§ **TASK DATA**:
++++++++++
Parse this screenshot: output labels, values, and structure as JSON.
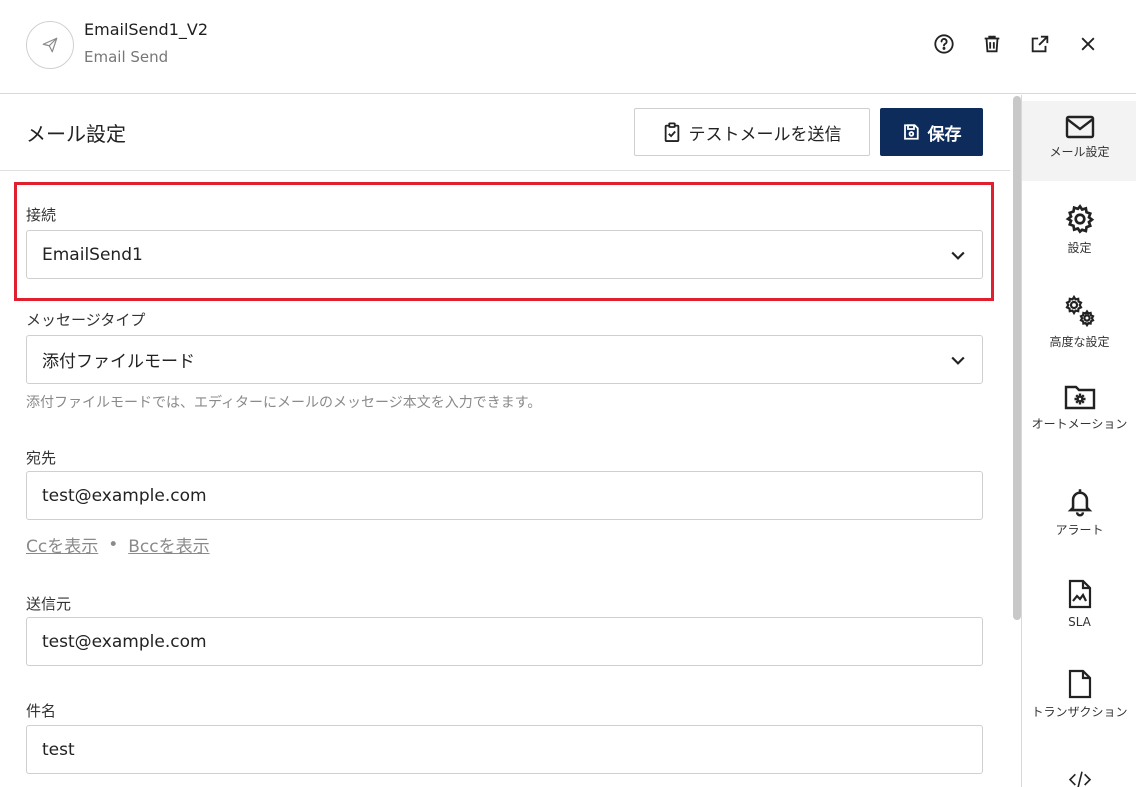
{
  "header": {
    "title": "EmailSend1_V2",
    "subtitle": "Email Send"
  },
  "section": {
    "title": "メール設定",
    "test_button": "テストメールを送信",
    "save_button": "保存"
  },
  "form": {
    "connection": {
      "label": "接続",
      "value": "EmailSend1"
    },
    "message_type": {
      "label": "メッセージタイプ",
      "value": "添付ファイルモード",
      "hint": "添付ファイルモードでは、エディターにメールのメッセージ本文を入力できます。"
    },
    "to": {
      "label": "宛先",
      "value": "test@example.com"
    },
    "cc_link": "Ccを表示",
    "separator": "•",
    "bcc_link": "Bccを表示",
    "from": {
      "label": "送信元",
      "value": "test@example.com"
    },
    "subject": {
      "label": "件名",
      "value": "test"
    }
  },
  "nav": [
    {
      "label": "メール設定",
      "icon": "mail-icon",
      "active": true
    },
    {
      "label": "設定",
      "icon": "gear-icon"
    },
    {
      "label": "高度な設定",
      "icon": "gears-icon"
    },
    {
      "label": "オートメーション",
      "icon": "folder-gear-icon"
    },
    {
      "label": "アラート",
      "icon": "bell-icon"
    },
    {
      "label": "SLA",
      "icon": "sla-document-icon"
    },
    {
      "label": "トランザクション",
      "icon": "document-icon"
    }
  ],
  "colors": {
    "primary": "#0d2b5b",
    "highlight": "#e0202e"
  }
}
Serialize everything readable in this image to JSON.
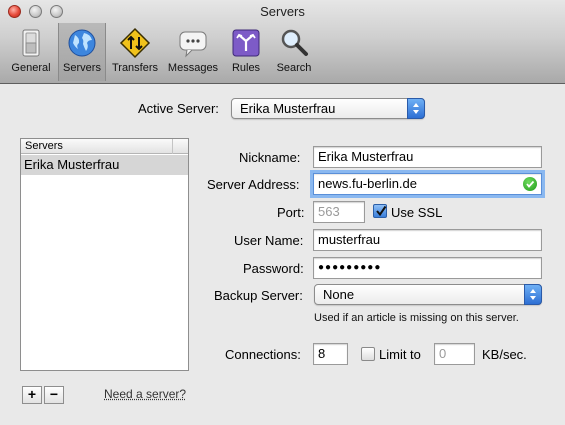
{
  "window": {
    "title": "Servers"
  },
  "toolbar": {
    "items": [
      {
        "label": "General",
        "icon": "general-switch-icon"
      },
      {
        "label": "Servers",
        "icon": "globe-icon",
        "selected": true
      },
      {
        "label": "Transfers",
        "icon": "transfers-sign-icon"
      },
      {
        "label": "Messages",
        "icon": "speech-bubble-icon"
      },
      {
        "label": "Rules",
        "icon": "rules-arrows-icon"
      },
      {
        "label": "Search",
        "icon": "magnifier-icon"
      }
    ]
  },
  "active_server": {
    "label": "Active Server:",
    "value": "Erika Musterfrau"
  },
  "server_list": {
    "header": "Servers",
    "items": [
      "Erika Musterfrau"
    ],
    "add_label": "+",
    "remove_label": "−",
    "need_server_link": "Need a server?"
  },
  "form": {
    "nickname": {
      "label": "Nickname:",
      "value": "Erika Musterfrau"
    },
    "server_address": {
      "label": "Server Address:",
      "value": "news.fu-berlin.de",
      "status_icon": "valid-check-icon"
    },
    "port": {
      "label": "Port:",
      "value": "563"
    },
    "use_ssl": {
      "label": "Use SSL",
      "checked": true
    },
    "user_name": {
      "label": "User Name:",
      "value": "musterfrau"
    },
    "password": {
      "label": "Password:",
      "value": "●●●●●●●●●"
    },
    "backup_server": {
      "label": "Backup Server:",
      "value": "None",
      "note": "Used if an article is missing on this server."
    },
    "connections": {
      "label": "Connections:",
      "value": "8"
    },
    "limit": {
      "label": "Limit to",
      "checked": false,
      "value": "0",
      "unit": "KB/sec."
    }
  },
  "colors": {
    "accent": "#3a7fdb",
    "valid": "#1f9a1a"
  }
}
++++++++++
§ **GIVEN EXERCISE**: Copy, from the material above, each line in which the string "true" occurs.

§ **EXERCISE ANSWER**:
      "active": true
        "selected": true
      "checked": true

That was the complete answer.